* Start *
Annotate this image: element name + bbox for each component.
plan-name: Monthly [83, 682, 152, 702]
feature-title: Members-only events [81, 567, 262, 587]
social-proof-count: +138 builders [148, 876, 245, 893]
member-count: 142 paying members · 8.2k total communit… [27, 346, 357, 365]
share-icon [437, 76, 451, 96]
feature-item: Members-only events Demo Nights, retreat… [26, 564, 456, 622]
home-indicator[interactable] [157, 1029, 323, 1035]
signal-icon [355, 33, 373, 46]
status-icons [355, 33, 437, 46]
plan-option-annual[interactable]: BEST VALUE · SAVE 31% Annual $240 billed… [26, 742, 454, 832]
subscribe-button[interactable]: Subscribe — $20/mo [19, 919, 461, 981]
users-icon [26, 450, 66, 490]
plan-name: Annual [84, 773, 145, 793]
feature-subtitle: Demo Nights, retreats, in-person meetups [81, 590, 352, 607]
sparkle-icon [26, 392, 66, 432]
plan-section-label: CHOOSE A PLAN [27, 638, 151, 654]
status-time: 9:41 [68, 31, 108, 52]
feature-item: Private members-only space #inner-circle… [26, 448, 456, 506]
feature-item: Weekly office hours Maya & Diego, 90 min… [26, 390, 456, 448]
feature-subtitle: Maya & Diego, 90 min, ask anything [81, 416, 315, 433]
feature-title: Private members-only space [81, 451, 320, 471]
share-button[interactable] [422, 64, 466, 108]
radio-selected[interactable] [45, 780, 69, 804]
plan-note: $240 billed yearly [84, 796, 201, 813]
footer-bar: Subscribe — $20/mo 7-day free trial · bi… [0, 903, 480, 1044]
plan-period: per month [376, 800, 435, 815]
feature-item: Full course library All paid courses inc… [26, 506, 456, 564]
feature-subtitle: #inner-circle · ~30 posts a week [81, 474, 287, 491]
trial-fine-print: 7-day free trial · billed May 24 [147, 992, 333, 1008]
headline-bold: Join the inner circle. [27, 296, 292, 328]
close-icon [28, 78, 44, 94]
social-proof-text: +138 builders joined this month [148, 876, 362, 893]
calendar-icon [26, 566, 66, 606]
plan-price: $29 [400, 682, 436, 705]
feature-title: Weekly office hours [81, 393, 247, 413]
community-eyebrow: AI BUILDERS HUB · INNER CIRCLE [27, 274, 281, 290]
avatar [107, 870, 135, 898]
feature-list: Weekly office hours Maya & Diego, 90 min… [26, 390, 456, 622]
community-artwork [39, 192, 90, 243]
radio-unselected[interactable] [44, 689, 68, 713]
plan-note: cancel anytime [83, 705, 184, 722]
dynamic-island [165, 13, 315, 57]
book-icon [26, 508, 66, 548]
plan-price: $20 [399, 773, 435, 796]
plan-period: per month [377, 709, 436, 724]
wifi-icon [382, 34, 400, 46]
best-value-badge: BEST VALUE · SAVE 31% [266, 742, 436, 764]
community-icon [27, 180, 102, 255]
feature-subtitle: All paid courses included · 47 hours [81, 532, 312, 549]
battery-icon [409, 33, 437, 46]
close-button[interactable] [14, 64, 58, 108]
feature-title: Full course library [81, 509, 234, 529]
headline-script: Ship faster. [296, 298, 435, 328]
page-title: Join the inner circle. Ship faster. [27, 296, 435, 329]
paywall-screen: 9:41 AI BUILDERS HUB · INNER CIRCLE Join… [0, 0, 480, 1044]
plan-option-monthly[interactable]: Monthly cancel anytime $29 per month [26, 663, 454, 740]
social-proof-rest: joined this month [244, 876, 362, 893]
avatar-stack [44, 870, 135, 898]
* End *
» Instruction:
Copy every line of the entries above verbatim, in the same order.

» Result:
Annotate this image: element name + bbox for each component.
plan-name: Monthly [83, 682, 152, 702]
feature-title: Members-only events [81, 567, 262, 587]
social-proof-count: +138 builders [148, 876, 245, 893]
member-count: 142 paying members · 8.2k total communit… [27, 346, 357, 365]
share-icon [437, 76, 451, 96]
feature-item: Members-only events Demo Nights, retreat… [26, 564, 456, 622]
home-indicator[interactable] [157, 1029, 323, 1035]
signal-icon [355, 33, 373, 46]
status-icons [355, 33, 437, 46]
plan-option-annual[interactable]: BEST VALUE · SAVE 31% Annual $240 billed… [26, 742, 454, 832]
subscribe-button[interactable]: Subscribe — $20/mo [19, 919, 461, 981]
users-icon [26, 450, 66, 490]
plan-name: Annual [84, 773, 145, 793]
feature-subtitle: Demo Nights, retreats, in-person meetups [81, 590, 352, 607]
sparkle-icon [26, 392, 66, 432]
plan-section-label: CHOOSE A PLAN [27, 638, 151, 654]
status-time: 9:41 [68, 31, 108, 52]
feature-item: Private members-only space #inner-circle… [26, 448, 456, 506]
feature-item: Weekly office hours Maya & Diego, 90 min… [26, 390, 456, 448]
feature-subtitle: Maya & Diego, 90 min, ask anything [81, 416, 315, 433]
feature-title: Private members-only space [81, 451, 320, 471]
share-button[interactable] [422, 64, 466, 108]
radio-selected[interactable] [45, 780, 69, 804]
plan-note: $240 billed yearly [84, 796, 201, 813]
footer-bar: Subscribe — $20/mo 7-day free trial · bi… [0, 903, 480, 1044]
plan-period: per month [376, 800, 435, 815]
feature-item: Full course library All paid courses inc… [26, 506, 456, 564]
feature-subtitle: #inner-circle · ~30 posts a week [81, 474, 287, 491]
trial-fine-print: 7-day free trial · billed May 24 [147, 992, 333, 1008]
headline-bold: Join the inner circle. [27, 296, 292, 328]
close-icon [28, 78, 44, 94]
social-proof-text: +138 builders joined this month [148, 876, 362, 893]
calendar-icon [26, 566, 66, 606]
plan-price: $29 [400, 682, 436, 705]
feature-title: Weekly office hours [81, 393, 247, 413]
community-eyebrow: AI BUILDERS HUB · INNER CIRCLE [27, 274, 281, 290]
avatar [107, 870, 135, 898]
feature-list: Weekly office hours Maya & Diego, 90 min… [26, 390, 456, 622]
community-artwork [39, 192, 90, 243]
radio-unselected[interactable] [44, 689, 68, 713]
plan-note: cancel anytime [83, 705, 184, 722]
dynamic-island [165, 13, 315, 57]
book-icon [26, 508, 66, 548]
plan-price: $20 [399, 773, 435, 796]
plan-period: per month [377, 709, 436, 724]
wifi-icon [382, 34, 400, 46]
best-value-badge: BEST VALUE · SAVE 31% [266, 742, 436, 764]
community-icon [27, 180, 102, 255]
feature-subtitle: All paid courses included · 47 hours [81, 532, 312, 549]
battery-icon [409, 33, 437, 46]
close-button[interactable] [14, 64, 58, 108]
feature-title: Full course library [81, 509, 234, 529]
headline-script: Ship faster. [296, 298, 435, 328]
page-title: Join the inner circle. Ship faster. [27, 296, 435, 329]
paywall-screen: 9:41 AI BUILDERS HUB · INNER CIRCLE Join… [0, 0, 480, 1044]
plan-option-monthly[interactable]: Monthly cancel anytime $29 per month [26, 663, 454, 740]
social-proof-rest: joined this month [244, 876, 362, 893]
avatar-stack [44, 870, 135, 898]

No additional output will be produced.